*** Opening of SOURCE RECORDS ***

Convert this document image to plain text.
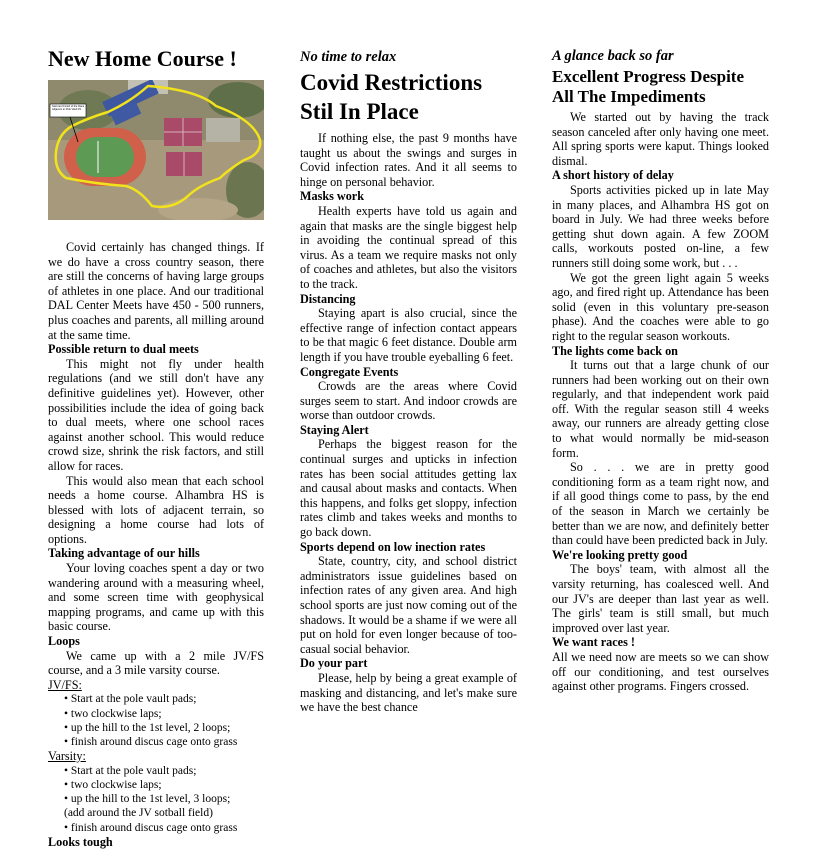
New Home Course !
Start and Finish of the Race Adjacent to Pole Vault Pit

Covid certainly has changed things. If we do have a cross country season, there are still the concerns of having large groups of athletes in one place. And our traditional DAL Center Meets have 450 - 500 runners, plus coaches and parents, all milling around at the same time.

Possible return to dual meets

This might not fly under health regulations (and we still don't have any definitive guidelines yet). However, other possibilities include the idea of going back to dual meets, where one school races against another school. This would reduce crowd size, shrink the risk factors, and still allow for races.

This would also mean that each school needs a home course. Alhambra HS is blessed with lots of adjacent terrain, so designing a home course had lots of options.

Taking advantage of our hills

Your loving coaches spent a day or two wandering around with a measuring wheel, and some screen time with geophysical mapping programs, and came up with this basic course.

Loops

We came up with a 2 mile JV/FS course, and a 3 mile varsity course.

JV/FS:

• Start at the pole vault pads;

• two clockwise laps;

• up the hill to the 1st level, 2 loops;

• finish around discus cage onto grass

Varsity:

• Start at the pole vault pads;

• two clockwise laps;

• up the hill to the 1st level, 3 loops;

(add around the JV sotball field)

• finish around discus cage onto grass

Looks tough

No time to relax
Covid Restrictions
Stil In Place

If nothing else, the past 9 months have taught us about the swings and surges in Covid infection rates. And it all seems to hinge on personal behavior.

Masks work

Health experts have told us again and again that masks are the single biggest help in avoiding the continual spread of this virus. As a team we require masks not only of coaches and athletes, but also the visitors to the track.

Distancing

Staying apart is also crucial, since the effective range of infection contact appears to be that magic 6 feet distance. Double arm length if you have trouble eyeballing 6 feet.

Congregate Events

Crowds are the areas where Covid surges seem to start. And indoor crowds are worse than outdoor crowds.

Staying Alert

Perhaps the biggest reason for the continual surges and upticks in infection rates has been social attitudes getting lax and causal about masks and contacts. When this happens, and folks get sloppy, infection rates climb and takes weeks and months to go back down.

Sports depend on low inection rates

State, country, city, and school district administrators issue guidelines based on infection rates of any given area. And high school sports are just now coming out of the shadows. It would be a shame if we were all put on hold for even longer because of too-casual social behavior.

Do your part

Please, help by being a great example of masking and distancing, and let's make sure we have the best chance

A glance back so far
Excellent Progress Despite
All The Impediments

We started out by having the track season canceled after only having one meet. All spring sports were kaput. Things looked dismal.

A short history of delay

Sports activities picked up in late May in many places, and Alhambra HS got on board in July. We had three weeks before getting shut down again. A few ZOOM calls, workouts posted on-line, a few runners still doing some work, but . . .

We got the green light again 5 weeks ago, and fired right up. Attendance has been solid (even in this voluntary pre-season phase). And the coaches were able to go right to the regular season workouts.

The lights come back on

It turns out that a large chunk of our runners had been working out on their own regularly, and that independent work paid off. With the regular season still 4 weeks away, our runners are already getting close to what would normally be mid-season form.

So . . . we are in pretty good conditioning form as a team right now, and if all good things come to pass, by the end of the season in March we certainly be better than we are now, and definitely better than could have been predicted back in July.

We're looking pretty good

The boys' team, with almost all the varsity returning, has coalesced well. And our JV's are deeper than last year as well. The girls' team is still small, but much improved over last year.

We want races !

All we need now are meets so we can show off our conditioning, and test ourselves against other programs. Fingers crossed.
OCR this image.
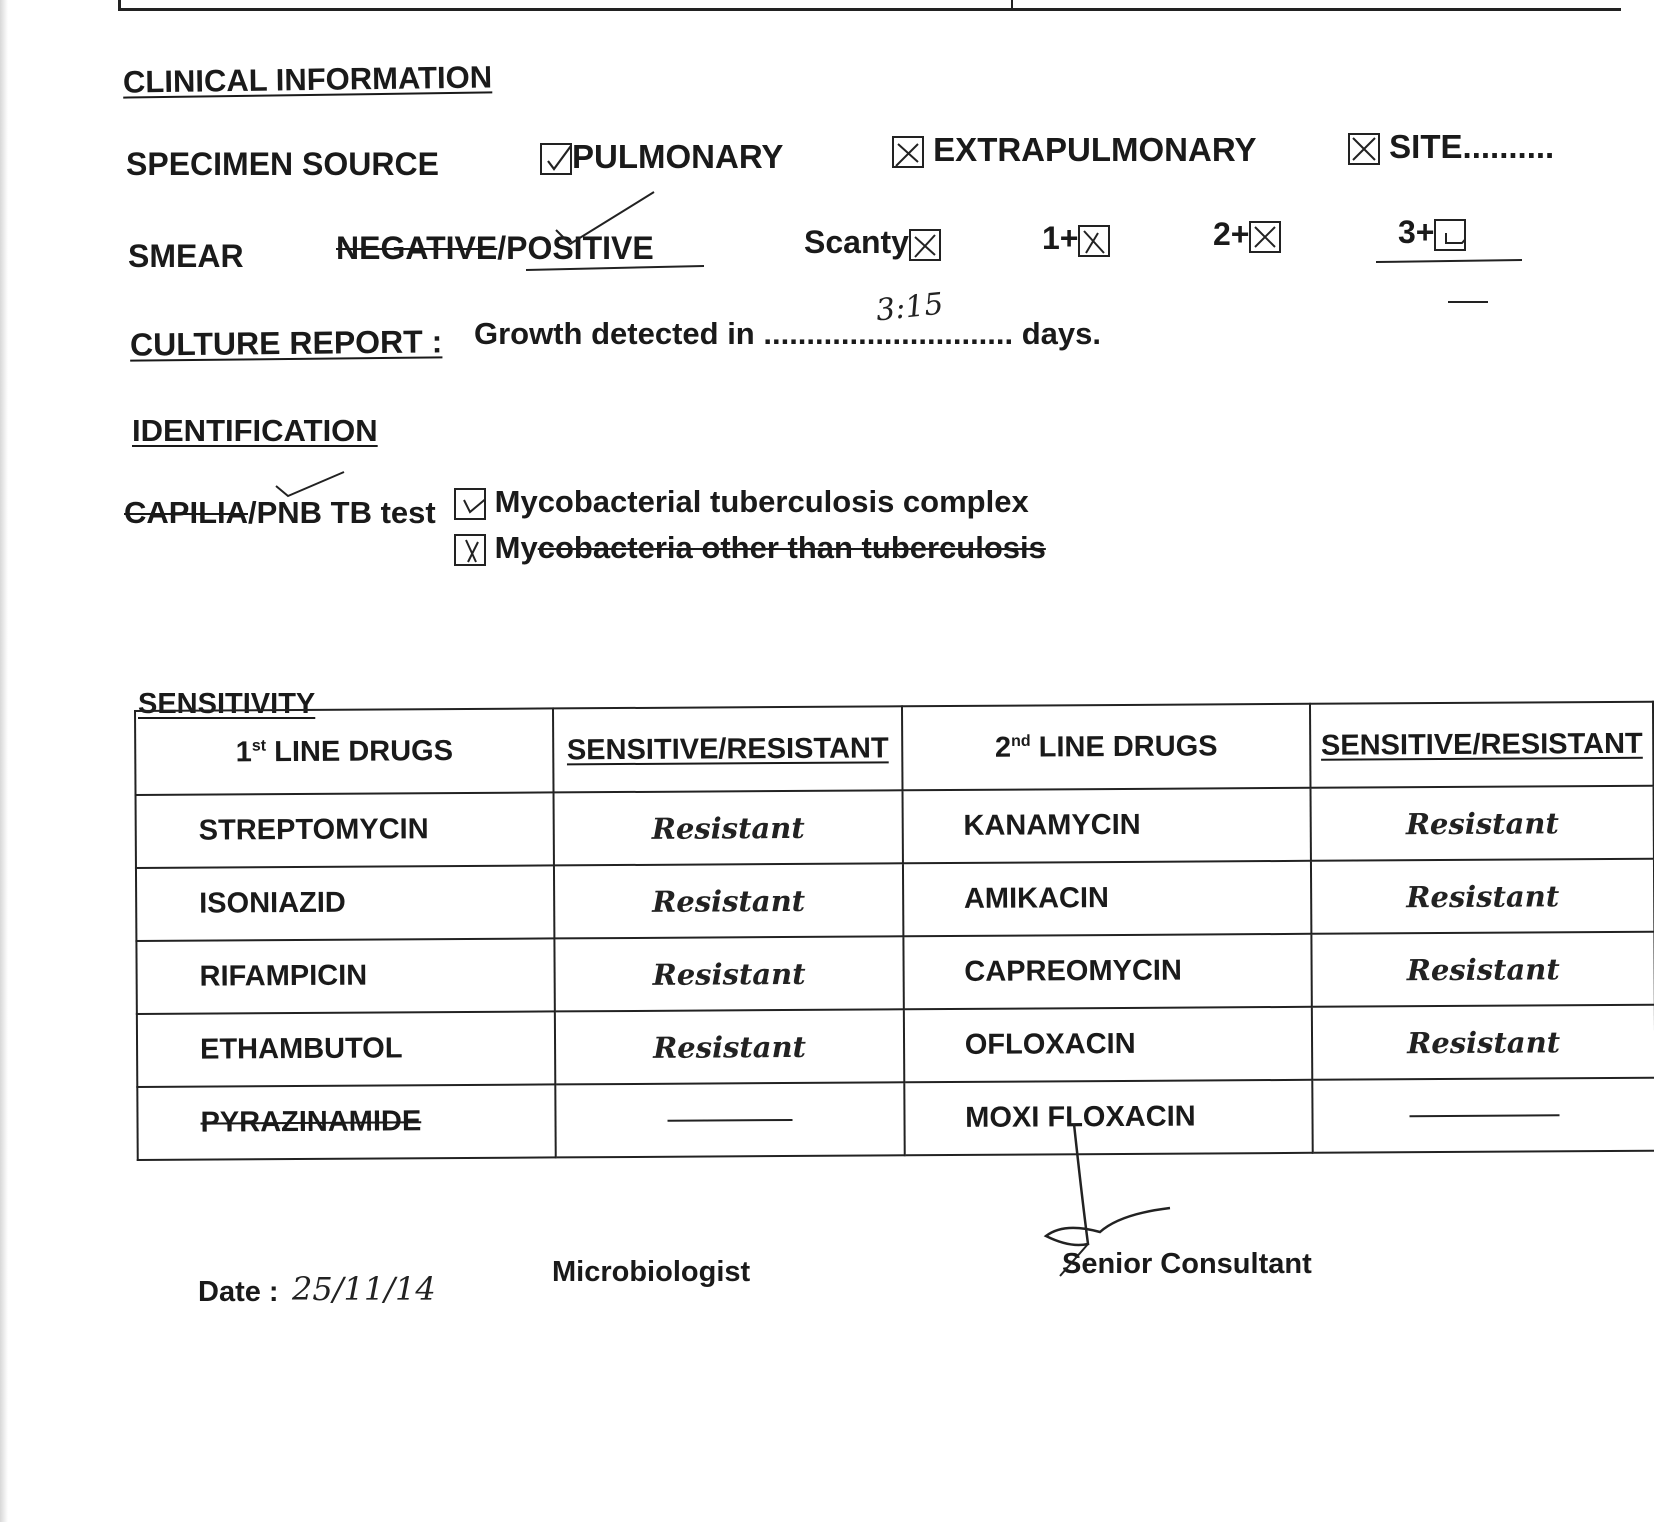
CLINICAL INFORMATION
SPECIMEN SOURCE	PULMONARY	EXTRAPULMONARY	SITE..........
SMEAR	NEGATIVE/POSITIVE	Scanty	1+	2+	3+
CULTURE REPORT : Growth detected in ............................. days.
3:15
IDENTIFICATION
CAPILIA/PNB TB test	Mycobacterial tuberculosis complex
Mycobacteria other than tuberculosis
SENSITIVITY
1st LINE DRUGS	SENSITIVE/RESISTANT	2nd LINE DRUGS	SENSITIVE/RESISTANT
STREPTOMYCIN	Resistant	KANAMYCIN	Resistant
ISONIAZID	Resistant	AMIKACIN	Resistant
RIFAMPICIN	Resistant	CAPREOMYCIN	Resistant
ETHAMBUTOL	Resistant	OFLOXACIN	Resistant
PYRAZINAMIDE		MOXI FLOXACIN	
Date : 25/11/14	Microbiologist	Senior Consultant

*** Close of SOURCE RECORDS ***

EXERCISE PROMPT: Pictures should be omitted. Please return exactly the lines from the line that holds "OCR this image." through the end of the records.

ANSWER SECTION:
OCR this image.
CLINICAL INFORMATION
SPECIMEN SOURCE	PULMONARY	EXTRAPULMONARY	SITE..........
SMEAR	NEGATIVE/POSITIVE	Scanty	1+	2+	3+
CULTURE REPORT : Growth detected in ............................. days.
3:15
IDENTIFICATION
CAPILIA/PNB TB test	Mycobacterial tuberculosis complex
Mycobacteria other than tuberculosis
SENSITIVITY
1st LINE DRUGS	SENSITIVE/RESISTANT	2nd LINE DRUGS	SENSITIVE/RESISTANT
STREPTOMYCIN	Resistant	KANAMYCIN	Resistant
ISONIAZID	Resistant	AMIKACIN	Resistant
RIFAMPICIN	Resistant	CAPREOMYCIN	Resistant
ETHAMBUTOL	Resistant	OFLOXACIN	Resistant
PYRAZINAMIDE		MOXI FLOXACIN	
Date : 25/11/14	Microbiologist	Senior Consultant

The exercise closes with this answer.